* WHAT THE TASK ASKS
Find every row below that contains the string "info", with uppercase and lowercase counted as different, and copy each of those rows in full.

* DATA LISTING
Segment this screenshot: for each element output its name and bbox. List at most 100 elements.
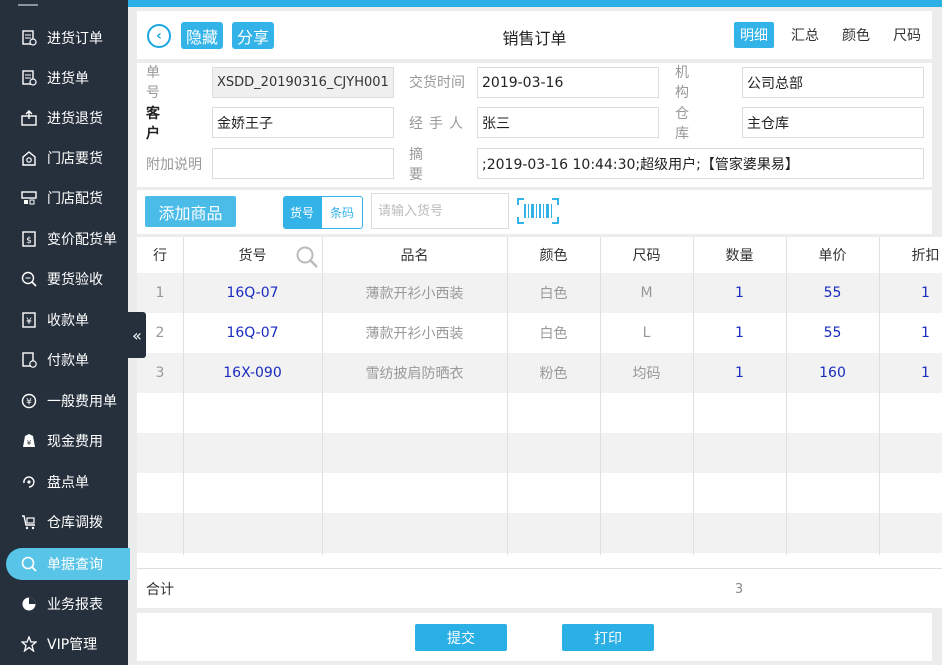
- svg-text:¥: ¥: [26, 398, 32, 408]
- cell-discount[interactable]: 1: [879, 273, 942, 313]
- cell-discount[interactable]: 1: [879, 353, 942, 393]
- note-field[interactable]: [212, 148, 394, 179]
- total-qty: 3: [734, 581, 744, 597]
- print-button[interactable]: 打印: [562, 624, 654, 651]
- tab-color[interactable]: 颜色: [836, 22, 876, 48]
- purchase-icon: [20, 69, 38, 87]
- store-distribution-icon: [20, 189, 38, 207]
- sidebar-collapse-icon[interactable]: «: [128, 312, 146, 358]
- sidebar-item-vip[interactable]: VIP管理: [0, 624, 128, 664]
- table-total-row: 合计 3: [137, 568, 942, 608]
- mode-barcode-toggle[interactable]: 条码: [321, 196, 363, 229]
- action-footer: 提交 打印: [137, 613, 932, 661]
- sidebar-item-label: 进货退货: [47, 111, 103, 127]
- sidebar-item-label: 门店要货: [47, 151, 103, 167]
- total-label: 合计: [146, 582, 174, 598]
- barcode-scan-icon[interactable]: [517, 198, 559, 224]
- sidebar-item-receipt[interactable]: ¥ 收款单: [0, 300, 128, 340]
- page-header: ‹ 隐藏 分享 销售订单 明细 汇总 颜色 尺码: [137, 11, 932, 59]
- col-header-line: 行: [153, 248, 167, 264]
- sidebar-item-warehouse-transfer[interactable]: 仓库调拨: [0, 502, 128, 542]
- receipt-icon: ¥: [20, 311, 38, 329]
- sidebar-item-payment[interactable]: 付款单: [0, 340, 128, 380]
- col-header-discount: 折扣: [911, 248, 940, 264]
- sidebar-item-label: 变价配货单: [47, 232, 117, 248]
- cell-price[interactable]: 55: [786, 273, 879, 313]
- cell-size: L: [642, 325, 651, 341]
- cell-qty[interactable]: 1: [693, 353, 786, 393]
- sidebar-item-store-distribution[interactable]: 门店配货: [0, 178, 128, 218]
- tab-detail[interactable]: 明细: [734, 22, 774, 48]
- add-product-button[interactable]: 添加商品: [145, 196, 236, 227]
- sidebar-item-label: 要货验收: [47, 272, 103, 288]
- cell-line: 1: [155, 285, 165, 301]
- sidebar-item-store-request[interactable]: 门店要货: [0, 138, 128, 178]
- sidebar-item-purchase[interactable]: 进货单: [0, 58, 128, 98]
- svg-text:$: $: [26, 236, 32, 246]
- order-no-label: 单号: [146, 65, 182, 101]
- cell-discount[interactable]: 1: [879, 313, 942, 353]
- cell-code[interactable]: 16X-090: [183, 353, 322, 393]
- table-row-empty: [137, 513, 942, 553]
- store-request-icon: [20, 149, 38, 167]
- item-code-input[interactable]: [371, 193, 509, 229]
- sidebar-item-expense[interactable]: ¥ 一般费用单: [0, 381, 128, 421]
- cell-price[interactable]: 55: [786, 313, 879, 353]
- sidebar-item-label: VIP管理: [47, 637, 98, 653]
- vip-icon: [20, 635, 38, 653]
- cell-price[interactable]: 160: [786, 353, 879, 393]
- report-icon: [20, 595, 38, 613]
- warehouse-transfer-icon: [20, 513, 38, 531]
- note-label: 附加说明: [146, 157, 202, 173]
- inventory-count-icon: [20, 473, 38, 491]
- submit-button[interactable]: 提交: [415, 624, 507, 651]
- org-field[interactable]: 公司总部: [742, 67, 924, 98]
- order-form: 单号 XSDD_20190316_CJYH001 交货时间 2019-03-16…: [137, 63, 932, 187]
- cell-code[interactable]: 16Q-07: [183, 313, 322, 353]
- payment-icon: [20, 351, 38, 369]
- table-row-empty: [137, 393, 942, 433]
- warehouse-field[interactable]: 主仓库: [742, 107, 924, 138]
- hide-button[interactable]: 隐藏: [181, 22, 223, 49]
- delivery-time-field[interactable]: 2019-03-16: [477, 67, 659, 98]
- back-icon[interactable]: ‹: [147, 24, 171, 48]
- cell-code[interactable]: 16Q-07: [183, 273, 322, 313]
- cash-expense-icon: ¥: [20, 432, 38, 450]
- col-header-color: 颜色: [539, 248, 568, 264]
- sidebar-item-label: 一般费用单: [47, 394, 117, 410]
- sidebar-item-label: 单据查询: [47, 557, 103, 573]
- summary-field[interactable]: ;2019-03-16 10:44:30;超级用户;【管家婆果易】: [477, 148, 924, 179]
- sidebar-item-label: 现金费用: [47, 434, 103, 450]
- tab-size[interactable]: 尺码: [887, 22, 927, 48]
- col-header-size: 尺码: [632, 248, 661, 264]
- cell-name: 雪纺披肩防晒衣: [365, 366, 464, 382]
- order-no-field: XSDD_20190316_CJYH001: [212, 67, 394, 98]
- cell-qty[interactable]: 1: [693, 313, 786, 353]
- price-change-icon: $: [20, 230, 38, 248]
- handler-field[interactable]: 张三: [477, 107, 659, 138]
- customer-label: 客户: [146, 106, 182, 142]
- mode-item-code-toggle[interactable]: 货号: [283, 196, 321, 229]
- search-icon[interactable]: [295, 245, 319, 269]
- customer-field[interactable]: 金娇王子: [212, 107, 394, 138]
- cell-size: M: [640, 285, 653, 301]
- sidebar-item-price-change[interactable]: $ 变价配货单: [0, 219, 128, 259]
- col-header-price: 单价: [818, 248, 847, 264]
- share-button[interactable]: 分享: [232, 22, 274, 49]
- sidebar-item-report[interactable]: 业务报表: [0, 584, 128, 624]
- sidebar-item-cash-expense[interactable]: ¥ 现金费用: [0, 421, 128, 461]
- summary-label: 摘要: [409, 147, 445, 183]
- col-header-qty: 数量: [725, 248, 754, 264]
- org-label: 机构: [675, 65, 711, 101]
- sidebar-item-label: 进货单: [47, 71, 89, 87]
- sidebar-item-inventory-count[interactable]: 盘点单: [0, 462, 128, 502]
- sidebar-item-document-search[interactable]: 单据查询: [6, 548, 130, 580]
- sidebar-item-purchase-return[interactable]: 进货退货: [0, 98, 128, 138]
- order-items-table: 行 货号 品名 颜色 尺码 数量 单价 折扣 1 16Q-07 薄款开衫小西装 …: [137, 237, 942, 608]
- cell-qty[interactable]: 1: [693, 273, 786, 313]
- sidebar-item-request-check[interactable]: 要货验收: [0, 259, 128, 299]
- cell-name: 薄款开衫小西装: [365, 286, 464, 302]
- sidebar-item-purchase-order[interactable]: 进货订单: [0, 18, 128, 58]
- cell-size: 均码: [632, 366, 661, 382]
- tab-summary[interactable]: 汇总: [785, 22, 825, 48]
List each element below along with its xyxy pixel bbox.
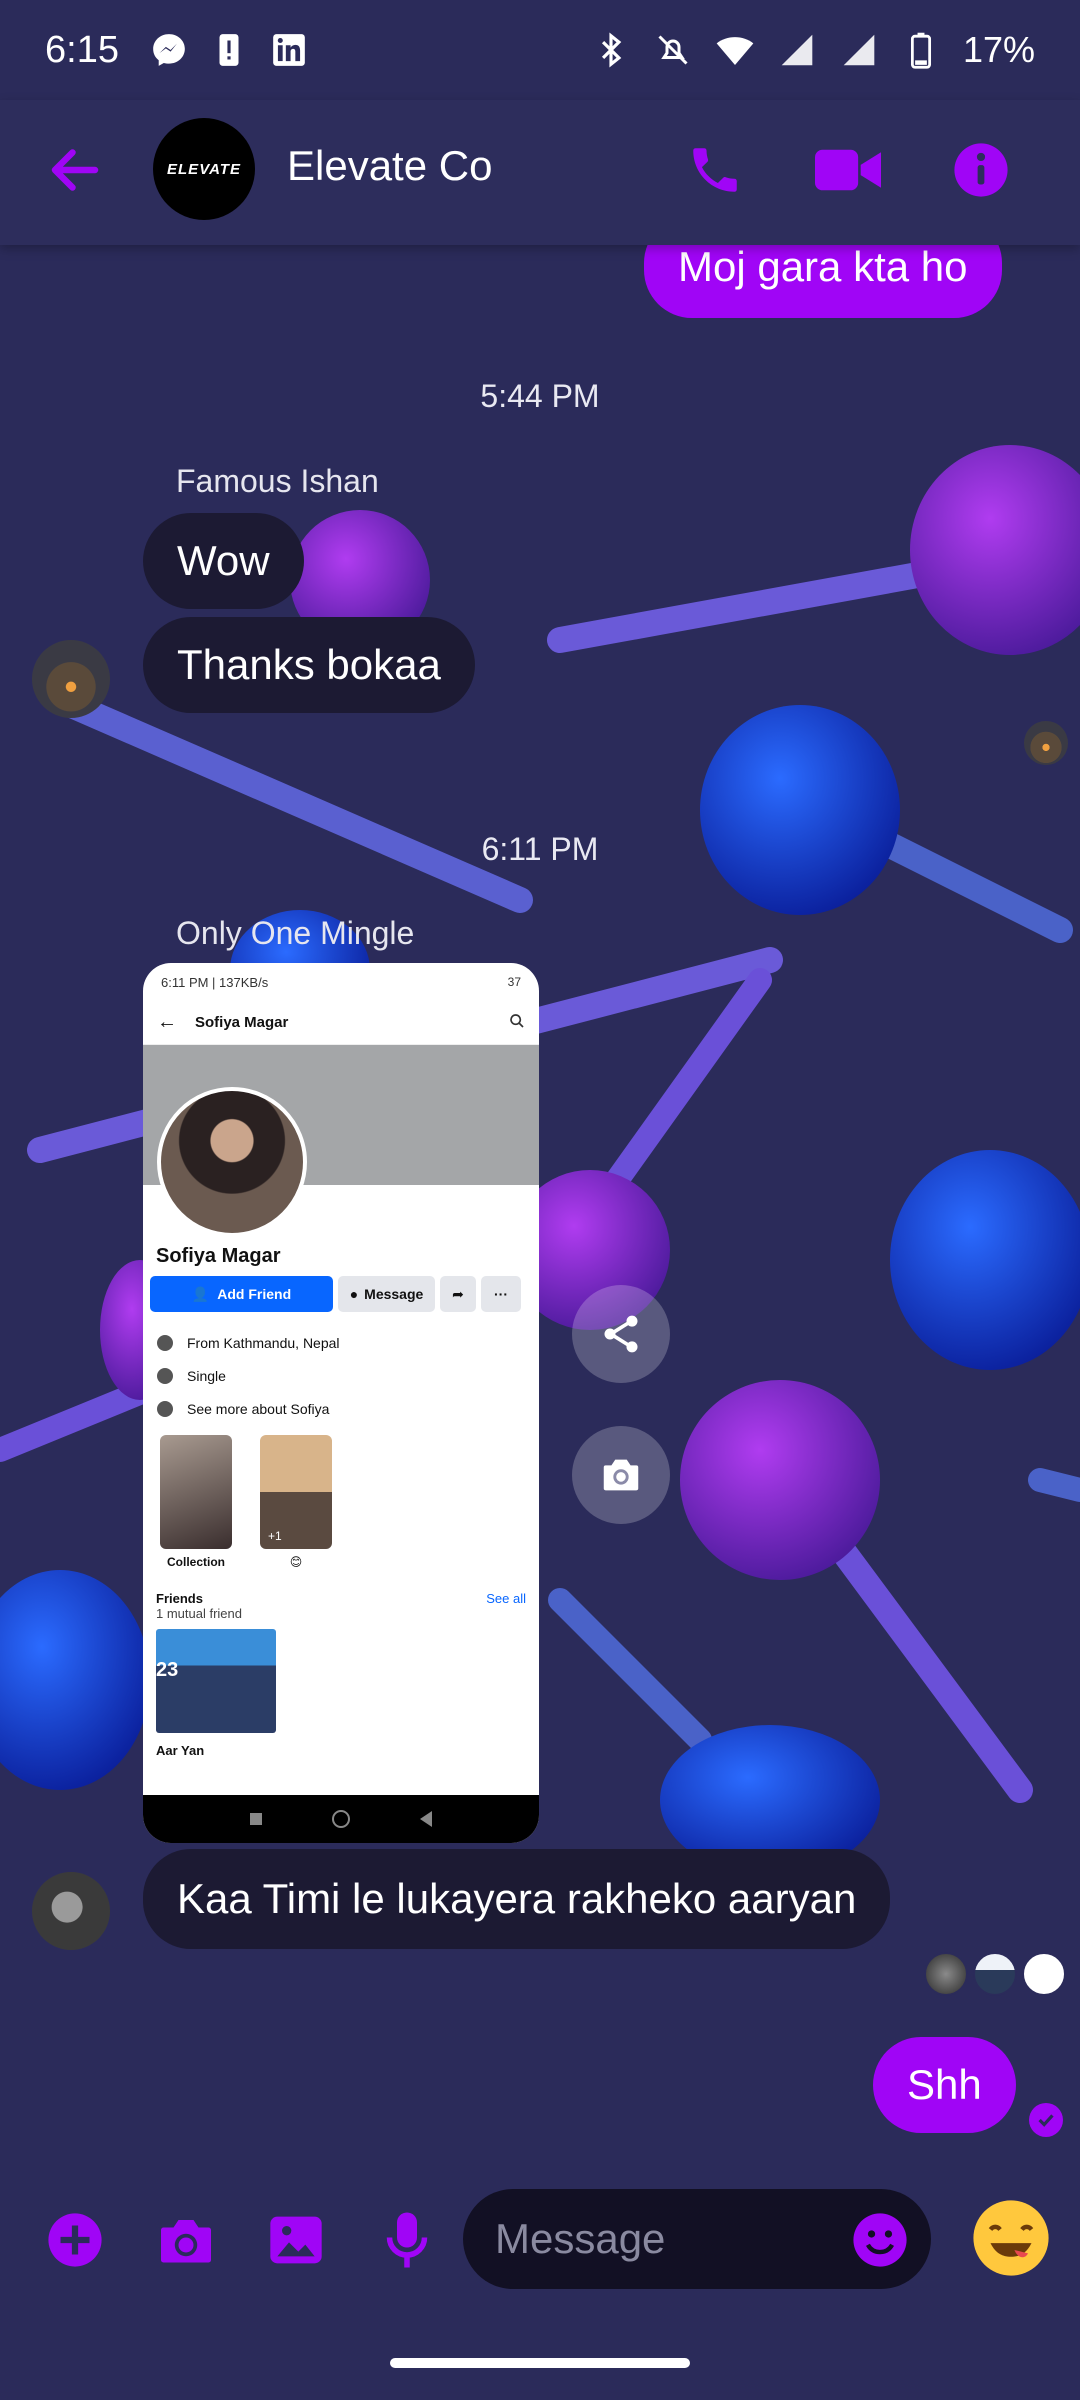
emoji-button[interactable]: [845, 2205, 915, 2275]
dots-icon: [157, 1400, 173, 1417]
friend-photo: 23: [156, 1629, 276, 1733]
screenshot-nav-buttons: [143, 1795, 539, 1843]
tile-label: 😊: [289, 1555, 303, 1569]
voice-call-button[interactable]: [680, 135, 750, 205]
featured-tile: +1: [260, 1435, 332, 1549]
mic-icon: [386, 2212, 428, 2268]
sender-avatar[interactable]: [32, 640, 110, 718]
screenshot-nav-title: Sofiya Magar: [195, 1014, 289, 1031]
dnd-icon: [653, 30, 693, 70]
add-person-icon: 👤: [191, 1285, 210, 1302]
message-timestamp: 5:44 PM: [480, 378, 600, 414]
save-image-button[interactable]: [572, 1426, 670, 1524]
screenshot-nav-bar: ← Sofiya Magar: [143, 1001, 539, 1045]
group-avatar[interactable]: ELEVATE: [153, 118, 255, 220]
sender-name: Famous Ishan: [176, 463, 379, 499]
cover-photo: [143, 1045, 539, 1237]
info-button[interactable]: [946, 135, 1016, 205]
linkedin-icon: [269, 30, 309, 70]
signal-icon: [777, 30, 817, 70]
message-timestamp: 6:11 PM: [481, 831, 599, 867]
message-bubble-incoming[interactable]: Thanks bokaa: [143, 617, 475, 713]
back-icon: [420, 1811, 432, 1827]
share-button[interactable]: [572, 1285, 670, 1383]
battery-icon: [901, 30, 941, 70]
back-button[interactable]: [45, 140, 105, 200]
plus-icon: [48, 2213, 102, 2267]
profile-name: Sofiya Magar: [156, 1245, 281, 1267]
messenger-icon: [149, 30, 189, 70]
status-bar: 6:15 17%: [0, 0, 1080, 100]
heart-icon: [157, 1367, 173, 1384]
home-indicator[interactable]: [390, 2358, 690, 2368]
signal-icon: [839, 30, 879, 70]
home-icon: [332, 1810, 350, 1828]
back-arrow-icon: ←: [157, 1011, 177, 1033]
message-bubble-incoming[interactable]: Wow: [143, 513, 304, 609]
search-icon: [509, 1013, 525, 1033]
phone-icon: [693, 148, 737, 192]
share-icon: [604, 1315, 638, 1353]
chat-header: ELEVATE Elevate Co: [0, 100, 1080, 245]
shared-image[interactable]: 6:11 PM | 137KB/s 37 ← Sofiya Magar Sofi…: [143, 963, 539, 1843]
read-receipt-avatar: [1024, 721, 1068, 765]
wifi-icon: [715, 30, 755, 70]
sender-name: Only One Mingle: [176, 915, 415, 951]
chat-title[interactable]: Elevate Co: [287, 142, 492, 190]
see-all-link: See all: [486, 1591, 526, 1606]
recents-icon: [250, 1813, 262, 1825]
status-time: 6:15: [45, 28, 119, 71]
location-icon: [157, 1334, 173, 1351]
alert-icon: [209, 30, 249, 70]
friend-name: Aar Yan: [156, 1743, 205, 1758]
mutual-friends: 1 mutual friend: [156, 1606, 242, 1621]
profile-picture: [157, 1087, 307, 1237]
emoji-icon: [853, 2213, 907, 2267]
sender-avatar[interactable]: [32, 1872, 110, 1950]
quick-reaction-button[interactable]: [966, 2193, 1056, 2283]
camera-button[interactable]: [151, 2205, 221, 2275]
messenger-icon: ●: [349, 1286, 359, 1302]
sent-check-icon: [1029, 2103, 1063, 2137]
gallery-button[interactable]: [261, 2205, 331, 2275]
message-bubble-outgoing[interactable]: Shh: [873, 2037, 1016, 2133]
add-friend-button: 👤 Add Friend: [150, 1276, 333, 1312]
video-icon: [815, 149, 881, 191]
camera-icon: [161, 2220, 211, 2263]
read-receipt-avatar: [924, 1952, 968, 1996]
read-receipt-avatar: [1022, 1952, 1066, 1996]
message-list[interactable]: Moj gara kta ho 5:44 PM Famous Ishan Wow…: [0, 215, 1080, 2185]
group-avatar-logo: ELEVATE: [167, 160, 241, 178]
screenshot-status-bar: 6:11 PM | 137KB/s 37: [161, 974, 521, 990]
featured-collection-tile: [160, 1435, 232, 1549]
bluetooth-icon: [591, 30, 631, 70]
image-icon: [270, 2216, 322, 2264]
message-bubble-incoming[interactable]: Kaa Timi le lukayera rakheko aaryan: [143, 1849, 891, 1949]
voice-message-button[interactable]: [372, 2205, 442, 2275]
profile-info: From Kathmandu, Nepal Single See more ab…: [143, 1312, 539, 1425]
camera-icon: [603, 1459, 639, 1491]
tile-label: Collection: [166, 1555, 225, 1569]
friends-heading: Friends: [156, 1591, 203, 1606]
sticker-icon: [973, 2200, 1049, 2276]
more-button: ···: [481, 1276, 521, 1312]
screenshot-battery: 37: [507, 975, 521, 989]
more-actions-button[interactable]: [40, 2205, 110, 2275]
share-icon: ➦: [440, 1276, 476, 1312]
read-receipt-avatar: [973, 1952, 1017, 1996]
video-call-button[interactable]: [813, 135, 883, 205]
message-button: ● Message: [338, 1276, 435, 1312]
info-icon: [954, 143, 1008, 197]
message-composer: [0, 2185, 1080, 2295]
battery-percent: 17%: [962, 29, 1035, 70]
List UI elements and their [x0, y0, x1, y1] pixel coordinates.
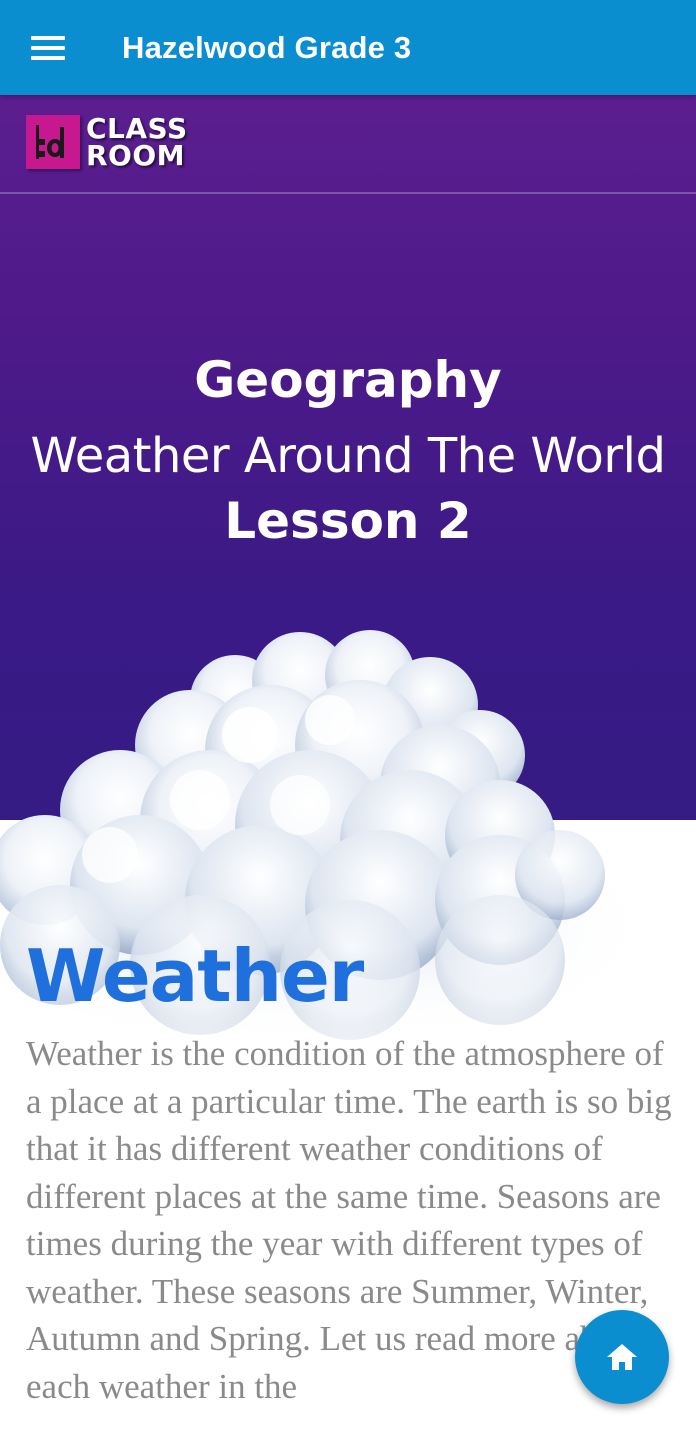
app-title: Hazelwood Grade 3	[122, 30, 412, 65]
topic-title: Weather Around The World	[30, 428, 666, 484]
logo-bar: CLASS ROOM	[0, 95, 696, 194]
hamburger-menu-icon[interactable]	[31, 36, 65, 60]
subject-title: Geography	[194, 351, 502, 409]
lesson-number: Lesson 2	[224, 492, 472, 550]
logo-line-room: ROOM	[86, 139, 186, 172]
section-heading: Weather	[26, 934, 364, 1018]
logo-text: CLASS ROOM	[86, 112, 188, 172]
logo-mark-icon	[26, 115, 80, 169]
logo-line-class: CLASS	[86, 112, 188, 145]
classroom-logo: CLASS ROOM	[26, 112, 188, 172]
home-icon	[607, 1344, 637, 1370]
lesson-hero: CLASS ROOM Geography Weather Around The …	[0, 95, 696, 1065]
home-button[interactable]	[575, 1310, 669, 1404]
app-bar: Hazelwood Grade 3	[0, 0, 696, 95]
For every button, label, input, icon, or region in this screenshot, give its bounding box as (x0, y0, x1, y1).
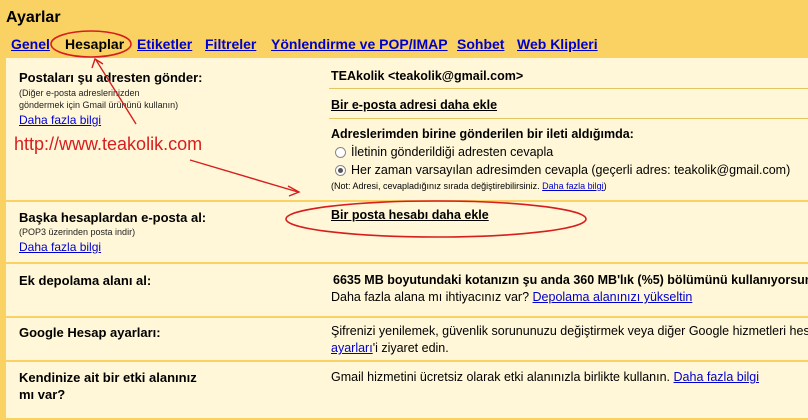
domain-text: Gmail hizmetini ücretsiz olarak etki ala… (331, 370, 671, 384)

* RESPONSE
info-button[interactable]: [946, 135, 1016, 205]
profile-info: From Kathmandu, Nepal Single See more ab…: [143, 1312, 539, 1425]
info-icon: [954, 143, 1008, 197]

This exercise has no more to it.